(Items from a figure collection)
+++

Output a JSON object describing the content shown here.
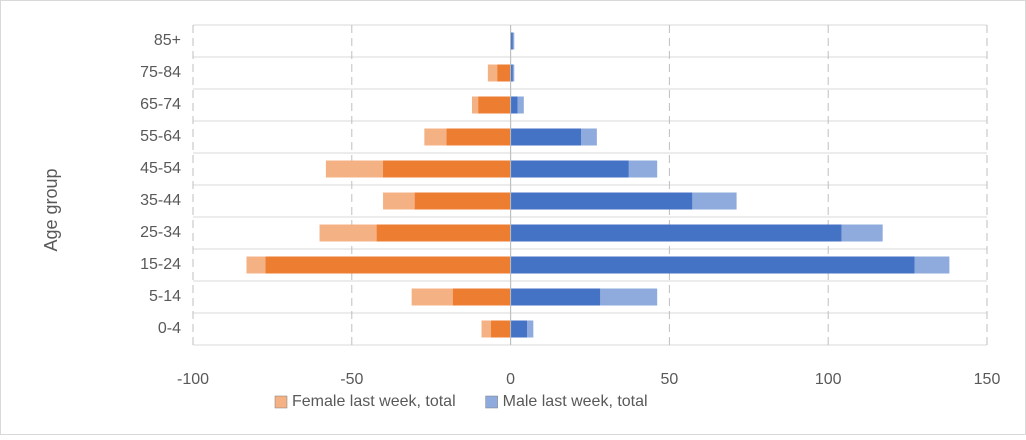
{
  "chart_data": {
    "type": "bar",
    "orientation": "horizontal",
    "ylabel": "Age group",
    "categories": [
      "0-4",
      "5-14",
      "15-24",
      "25-34",
      "35-44",
      "45-54",
      "55-64",
      "65-74",
      "75-84",
      "85+"
    ],
    "series": [
      {
        "name": "Female last week, total",
        "color": "#f4b183",
        "values": [
          -9,
          -31,
          -83,
          -60,
          -40,
          -58,
          -27,
          -12,
          -7,
          0
        ]
      },
      {
        "name": "Male last week, total",
        "color": "#8faadc",
        "values": [
          7,
          46,
          138,
          117,
          71,
          46,
          27,
          4,
          1,
          1
        ]
      },
      {
        "color": "#ed7d31",
        "values": [
          -6,
          -18,
          -77,
          -42,
          -30,
          -40,
          -20,
          -10,
          -4,
          0
        ]
      },
      {
        "color": "#4472c4",
        "values": [
          5,
          28,
          127,
          104,
          57,
          37,
          22,
          2,
          0.5,
          0.5
        ]
      }
    ],
    "xlim": [
      -100,
      150
    ],
    "xticks": [
      -100,
      -50,
      0,
      50,
      100,
      150
    ],
    "grid": true,
    "legend": "bottom"
  }
}
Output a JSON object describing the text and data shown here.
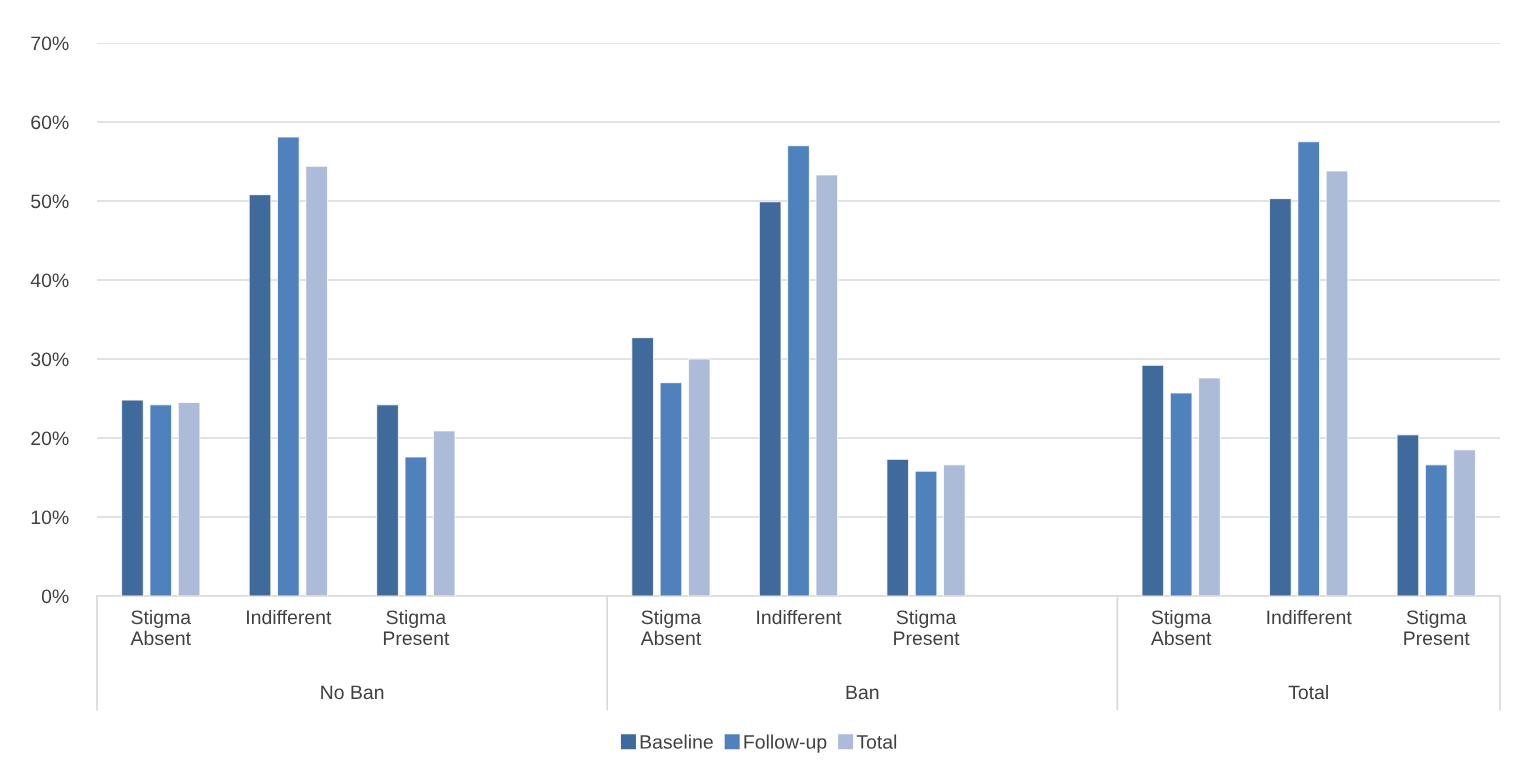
{
  "chart_data": {
    "type": "bar",
    "categories": [
      "Stigma Absent",
      "Indifferent",
      "Stigma Present",
      null,
      "Stigma Absent",
      "Indifferent",
      "Stigma Present",
      null,
      "Stigma Absent",
      "Indifferent",
      "Stigma Present"
    ],
    "series": [
      {
        "name": "Baseline",
        "color": "#406a9c",
        "values": [
          24.8,
          50.8,
          24.2,
          null,
          32.7,
          49.9,
          17.3,
          null,
          29.2,
          50.3,
          20.4
        ]
      },
      {
        "name": "Follow-up",
        "color": "#4f81bd",
        "values": [
          24.2,
          58.1,
          17.6,
          null,
          27.0,
          57.0,
          15.8,
          null,
          25.7,
          57.5,
          16.6
        ]
      },
      {
        "name": "Total",
        "color": "#abbbd8",
        "values": [
          24.5,
          54.4,
          20.9,
          null,
          30.0,
          53.3,
          16.6,
          null,
          27.6,
          53.8,
          18.5
        ]
      }
    ],
    "annotations": [
      "No Ban",
      "Ban",
      "Total"
    ],
    "ylim": [
      0,
      70
    ],
    "yticks": [
      {
        "value": 0,
        "label": "0%"
      },
      {
        "value": 10,
        "label": "10%"
      },
      {
        "value": 20,
        "label": "20%"
      },
      {
        "value": 30,
        "label": "30%"
      },
      {
        "value": 40,
        "label": "40%"
      },
      {
        "value": 50,
        "label": "50%"
      },
      {
        "value": 60,
        "label": "60%"
      },
      {
        "value": 70,
        "label": "70%"
      }
    ],
    "grid": "y",
    "legend": "bottom"
  }
}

+++

Stated goal:
Determine how many lines in the data above contain the string "describing". Give nothing except the number.

Exercise response:
2